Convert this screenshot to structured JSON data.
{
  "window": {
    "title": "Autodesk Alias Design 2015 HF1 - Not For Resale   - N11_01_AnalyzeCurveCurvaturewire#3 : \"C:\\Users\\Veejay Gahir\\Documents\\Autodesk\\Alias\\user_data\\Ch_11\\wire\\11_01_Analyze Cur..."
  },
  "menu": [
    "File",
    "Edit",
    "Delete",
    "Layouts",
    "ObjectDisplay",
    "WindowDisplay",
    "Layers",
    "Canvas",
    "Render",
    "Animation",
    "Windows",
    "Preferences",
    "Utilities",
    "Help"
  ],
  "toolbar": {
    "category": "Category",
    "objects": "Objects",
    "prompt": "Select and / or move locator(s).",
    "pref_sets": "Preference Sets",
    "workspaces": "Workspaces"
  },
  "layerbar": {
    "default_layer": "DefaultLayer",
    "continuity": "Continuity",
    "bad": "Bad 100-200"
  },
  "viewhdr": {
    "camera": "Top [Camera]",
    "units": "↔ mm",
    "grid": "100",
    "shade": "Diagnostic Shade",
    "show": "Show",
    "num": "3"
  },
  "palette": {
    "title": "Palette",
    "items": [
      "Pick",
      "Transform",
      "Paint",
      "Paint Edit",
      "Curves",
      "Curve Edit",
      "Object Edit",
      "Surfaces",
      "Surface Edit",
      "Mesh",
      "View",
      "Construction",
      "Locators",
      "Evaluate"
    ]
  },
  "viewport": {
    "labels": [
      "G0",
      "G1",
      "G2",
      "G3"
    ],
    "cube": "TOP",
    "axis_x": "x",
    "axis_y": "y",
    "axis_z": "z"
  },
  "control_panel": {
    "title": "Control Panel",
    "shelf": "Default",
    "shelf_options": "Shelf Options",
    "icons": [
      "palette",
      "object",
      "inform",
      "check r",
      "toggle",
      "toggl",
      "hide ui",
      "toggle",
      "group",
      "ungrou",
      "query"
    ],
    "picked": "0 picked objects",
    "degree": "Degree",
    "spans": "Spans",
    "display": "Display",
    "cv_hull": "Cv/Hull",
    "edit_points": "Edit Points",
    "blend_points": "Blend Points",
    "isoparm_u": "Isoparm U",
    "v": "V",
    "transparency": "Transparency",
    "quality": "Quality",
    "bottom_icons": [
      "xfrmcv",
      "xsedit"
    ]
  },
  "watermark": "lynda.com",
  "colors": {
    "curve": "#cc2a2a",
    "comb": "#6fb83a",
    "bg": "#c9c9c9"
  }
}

### [Set problem]
Transcribe the records above exactly as they appear.

### [The solution]
Convert this screenshot to structured JSON data.
{
  "window": {
    "title": "Autodesk Alias Design 2015 HF1 - Not For Resale   - N11_01_AnalyzeCurveCurvaturewire#3 : \"C:\\Users\\Veejay Gahir\\Documents\\Autodesk\\Alias\\user_data\\Ch_11\\wire\\11_01_Analyze Cur..."
  },
  "menu": [
    "File",
    "Edit",
    "Delete",
    "Layouts",
    "ObjectDisplay",
    "WindowDisplay",
    "Layers",
    "Canvas",
    "Render",
    "Animation",
    "Windows",
    "Preferences",
    "Utilities",
    "Help"
  ],
  "toolbar": {
    "category": "Category",
    "objects": "Objects",
    "prompt": "Select and / or move locator(s).",
    "pref_sets": "Preference Sets",
    "workspaces": "Workspaces"
  },
  "layerbar": {
    "default_layer": "DefaultLayer",
    "continuity": "Continuity",
    "bad": "Bad 100-200"
  },
  "viewhdr": {
    "camera": "Top [Camera]",
    "units": "↔ mm",
    "grid": "100",
    "shade": "Diagnostic Shade",
    "show": "Show",
    "num": "3"
  },
  "palette": {
    "title": "Palette",
    "items": [
      "Pick",
      "Transform",
      "Paint",
      "Paint Edit",
      "Curves",
      "Curve Edit",
      "Object Edit",
      "Surfaces",
      "Surface Edit",
      "Mesh",
      "View",
      "Construction",
      "Locators",
      "Evaluate"
    ]
  },
  "viewport": {
    "labels": [
      "G0",
      "G1",
      "G2",
      "G3"
    ],
    "cube": "TOP",
    "axis_x": "x",
    "axis_y": "y",
    "axis_z": "z"
  },
  "control_panel": {
    "title": "Control Panel",
    "shelf": "Default",
    "shelf_options": "Shelf Options",
    "icons": [
      "palette",
      "object",
      "inform",
      "check r",
      "toggle",
      "toggl",
      "hide ui",
      "toggle",
      "group",
      "ungrou",
      "query"
    ],
    "picked": "0 picked objects",
    "degree": "Degree",
    "spans": "Spans",
    "display": "Display",
    "cv_hull": "Cv/Hull",
    "edit_points": "Edit Points",
    "blend_points": "Blend Points",
    "isoparm_u": "Isoparm U",
    "v": "V",
    "transparency": "Transparency",
    "quality": "Quality",
    "bottom_icons": [
      "xfrmcv",
      "xsedit"
    ]
  },
  "watermark": "lynda.com",
  "colors": {
    "curve": "#cc2a2a",
    "comb": "#6fb83a",
    "bg": "#c9c9c9"
  }
}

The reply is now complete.